Written instruction: Extract every record, exactly as written, and ignore the pictures.

The records:
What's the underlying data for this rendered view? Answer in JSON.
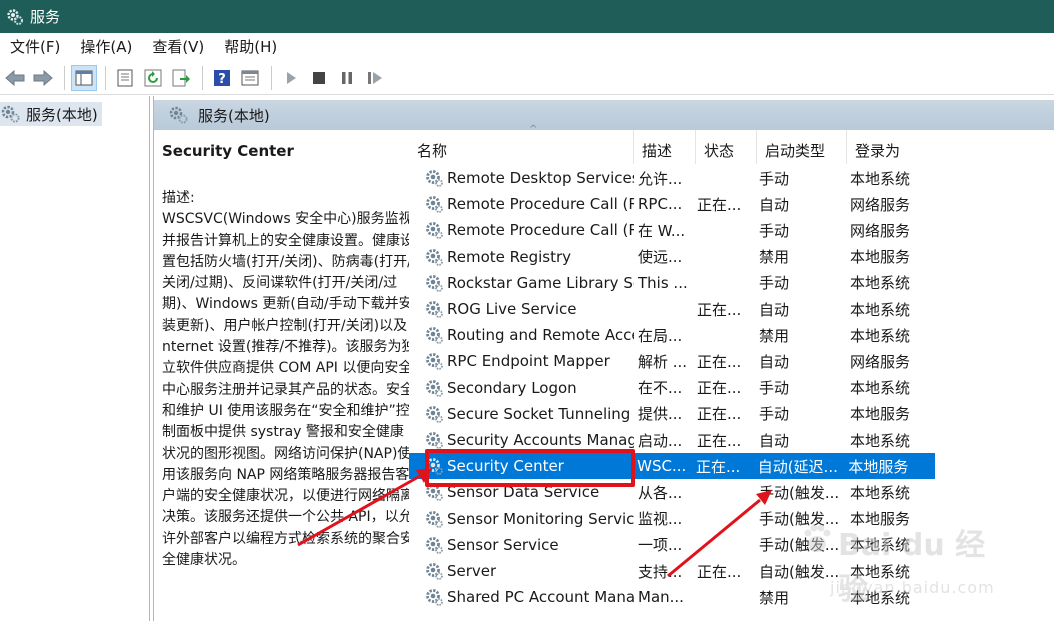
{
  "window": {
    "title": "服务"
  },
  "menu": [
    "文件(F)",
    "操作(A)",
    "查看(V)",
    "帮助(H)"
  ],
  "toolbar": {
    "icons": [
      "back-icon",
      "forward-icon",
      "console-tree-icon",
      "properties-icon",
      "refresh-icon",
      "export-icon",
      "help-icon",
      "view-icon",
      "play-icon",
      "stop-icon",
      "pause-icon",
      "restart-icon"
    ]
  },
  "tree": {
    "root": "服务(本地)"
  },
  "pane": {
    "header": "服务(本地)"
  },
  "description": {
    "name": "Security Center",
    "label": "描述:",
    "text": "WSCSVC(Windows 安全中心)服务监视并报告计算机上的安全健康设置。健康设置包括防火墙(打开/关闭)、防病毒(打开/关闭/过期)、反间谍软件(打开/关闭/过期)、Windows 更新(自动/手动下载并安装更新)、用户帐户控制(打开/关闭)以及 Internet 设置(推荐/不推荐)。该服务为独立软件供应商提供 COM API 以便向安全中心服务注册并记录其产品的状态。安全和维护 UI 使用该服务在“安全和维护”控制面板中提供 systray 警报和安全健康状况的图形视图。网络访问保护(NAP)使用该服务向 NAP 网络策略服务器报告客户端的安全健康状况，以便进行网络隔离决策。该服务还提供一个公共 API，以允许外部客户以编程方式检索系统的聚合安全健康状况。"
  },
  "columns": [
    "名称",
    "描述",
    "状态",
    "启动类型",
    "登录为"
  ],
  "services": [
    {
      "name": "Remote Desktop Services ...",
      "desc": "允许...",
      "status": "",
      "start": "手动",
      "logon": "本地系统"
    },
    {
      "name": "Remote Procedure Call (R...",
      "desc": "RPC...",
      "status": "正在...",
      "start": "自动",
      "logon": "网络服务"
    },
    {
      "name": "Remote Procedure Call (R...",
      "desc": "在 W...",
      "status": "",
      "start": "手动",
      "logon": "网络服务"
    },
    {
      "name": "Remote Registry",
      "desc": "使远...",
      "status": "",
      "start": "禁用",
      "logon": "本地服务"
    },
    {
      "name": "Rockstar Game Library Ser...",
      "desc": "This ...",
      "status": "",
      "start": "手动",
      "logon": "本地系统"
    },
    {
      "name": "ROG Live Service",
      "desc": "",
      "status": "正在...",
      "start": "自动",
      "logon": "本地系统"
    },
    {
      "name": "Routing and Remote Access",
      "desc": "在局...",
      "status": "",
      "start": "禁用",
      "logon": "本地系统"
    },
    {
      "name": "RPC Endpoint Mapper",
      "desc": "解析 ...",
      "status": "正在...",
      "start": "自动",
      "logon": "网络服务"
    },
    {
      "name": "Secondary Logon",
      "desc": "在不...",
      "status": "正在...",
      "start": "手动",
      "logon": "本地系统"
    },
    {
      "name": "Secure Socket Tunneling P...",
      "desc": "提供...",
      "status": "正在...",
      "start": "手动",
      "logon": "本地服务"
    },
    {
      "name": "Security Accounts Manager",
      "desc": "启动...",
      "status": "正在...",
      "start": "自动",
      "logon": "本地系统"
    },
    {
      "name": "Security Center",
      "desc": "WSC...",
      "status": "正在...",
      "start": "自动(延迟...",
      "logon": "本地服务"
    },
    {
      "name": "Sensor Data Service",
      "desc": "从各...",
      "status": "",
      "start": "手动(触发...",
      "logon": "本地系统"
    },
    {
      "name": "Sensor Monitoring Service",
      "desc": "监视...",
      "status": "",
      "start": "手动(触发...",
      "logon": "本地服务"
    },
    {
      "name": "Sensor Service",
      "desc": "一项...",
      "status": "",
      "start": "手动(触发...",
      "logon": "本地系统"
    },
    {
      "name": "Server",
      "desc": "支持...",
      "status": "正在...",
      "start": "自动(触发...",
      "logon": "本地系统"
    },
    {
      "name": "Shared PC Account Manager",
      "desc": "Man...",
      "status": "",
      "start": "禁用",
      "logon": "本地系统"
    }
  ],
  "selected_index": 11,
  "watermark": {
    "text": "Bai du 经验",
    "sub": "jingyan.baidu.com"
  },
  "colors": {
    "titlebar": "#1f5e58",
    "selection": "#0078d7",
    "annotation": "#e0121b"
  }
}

Exercise output:
What's the underlying data for this rendered view? Answer in JSON.
{
  "window": {
    "title": "服务"
  },
  "menu": [
    "文件(F)",
    "操作(A)",
    "查看(V)",
    "帮助(H)"
  ],
  "toolbar": {
    "icons": [
      "back-icon",
      "forward-icon",
      "console-tree-icon",
      "properties-icon",
      "refresh-icon",
      "export-icon",
      "help-icon",
      "view-icon",
      "play-icon",
      "stop-icon",
      "pause-icon",
      "restart-icon"
    ]
  },
  "tree": {
    "root": "服务(本地)"
  },
  "pane": {
    "header": "服务(本地)"
  },
  "description": {
    "name": "Security Center",
    "label": "描述:",
    "text": "WSCSVC(Windows 安全中心)服务监视并报告计算机上的安全健康设置。健康设置包括防火墙(打开/关闭)、防病毒(打开/关闭/过期)、反间谍软件(打开/关闭/过期)、Windows 更新(自动/手动下载并安装更新)、用户帐户控制(打开/关闭)以及 Internet 设置(推荐/不推荐)。该服务为独立软件供应商提供 COM API 以便向安全中心服务注册并记录其产品的状态。安全和维护 UI 使用该服务在“安全和维护”控制面板中提供 systray 警报和安全健康状况的图形视图。网络访问保护(NAP)使用该服务向 NAP 网络策略服务器报告客户端的安全健康状况，以便进行网络隔离决策。该服务还提供一个公共 API，以允许外部客户以编程方式检索系统的聚合安全健康状况。"
  },
  "columns": [
    "名称",
    "描述",
    "状态",
    "启动类型",
    "登录为"
  ],
  "services": [
    {
      "name": "Remote Desktop Services ...",
      "desc": "允许...",
      "status": "",
      "start": "手动",
      "logon": "本地系统"
    },
    {
      "name": "Remote Procedure Call (R...",
      "desc": "RPC...",
      "status": "正在...",
      "start": "自动",
      "logon": "网络服务"
    },
    {
      "name": "Remote Procedure Call (R...",
      "desc": "在 W...",
      "status": "",
      "start": "手动",
      "logon": "网络服务"
    },
    {
      "name": "Remote Registry",
      "desc": "使远...",
      "status": "",
      "start": "禁用",
      "logon": "本地服务"
    },
    {
      "name": "Rockstar Game Library Ser...",
      "desc": "This ...",
      "status": "",
      "start": "手动",
      "logon": "本地系统"
    },
    {
      "name": "ROG Live Service",
      "desc": "",
      "status": "正在...",
      "start": "自动",
      "logon": "本地系统"
    },
    {
      "name": "Routing and Remote Access",
      "desc": "在局...",
      "status": "",
      "start": "禁用",
      "logon": "本地系统"
    },
    {
      "name": "RPC Endpoint Mapper",
      "desc": "解析 ...",
      "status": "正在...",
      "start": "自动",
      "logon": "网络服务"
    },
    {
      "name": "Secondary Logon",
      "desc": "在不...",
      "status": "正在...",
      "start": "手动",
      "logon": "本地系统"
    },
    {
      "name": "Secure Socket Tunneling P...",
      "desc": "提供...",
      "status": "正在...",
      "start": "手动",
      "logon": "本地服务"
    },
    {
      "name": "Security Accounts Manager",
      "desc": "启动...",
      "status": "正在...",
      "start": "自动",
      "logon": "本地系统"
    },
    {
      "name": "Security Center",
      "desc": "WSC...",
      "status": "正在...",
      "start": "自动(延迟...",
      "logon": "本地服务"
    },
    {
      "name": "Sensor Data Service",
      "desc": "从各...",
      "status": "",
      "start": "手动(触发...",
      "logon": "本地系统"
    },
    {
      "name": "Sensor Monitoring Service",
      "desc": "监视...",
      "status": "",
      "start": "手动(触发...",
      "logon": "本地服务"
    },
    {
      "name": "Sensor Service",
      "desc": "一项...",
      "status": "",
      "start": "手动(触发...",
      "logon": "本地系统"
    },
    {
      "name": "Server",
      "desc": "支持...",
      "status": "正在...",
      "start": "自动(触发...",
      "logon": "本地系统"
    },
    {
      "name": "Shared PC Account Manager",
      "desc": "Man...",
      "status": "",
      "start": "禁用",
      "logon": "本地系统"
    }
  ],
  "selected_index": 11,
  "watermark": {
    "text": "Bai du 经验",
    "sub": "jingyan.baidu.com"
  },
  "colors": {
    "titlebar": "#1f5e58",
    "selection": "#0078d7",
    "annotation": "#e0121b"
  }
}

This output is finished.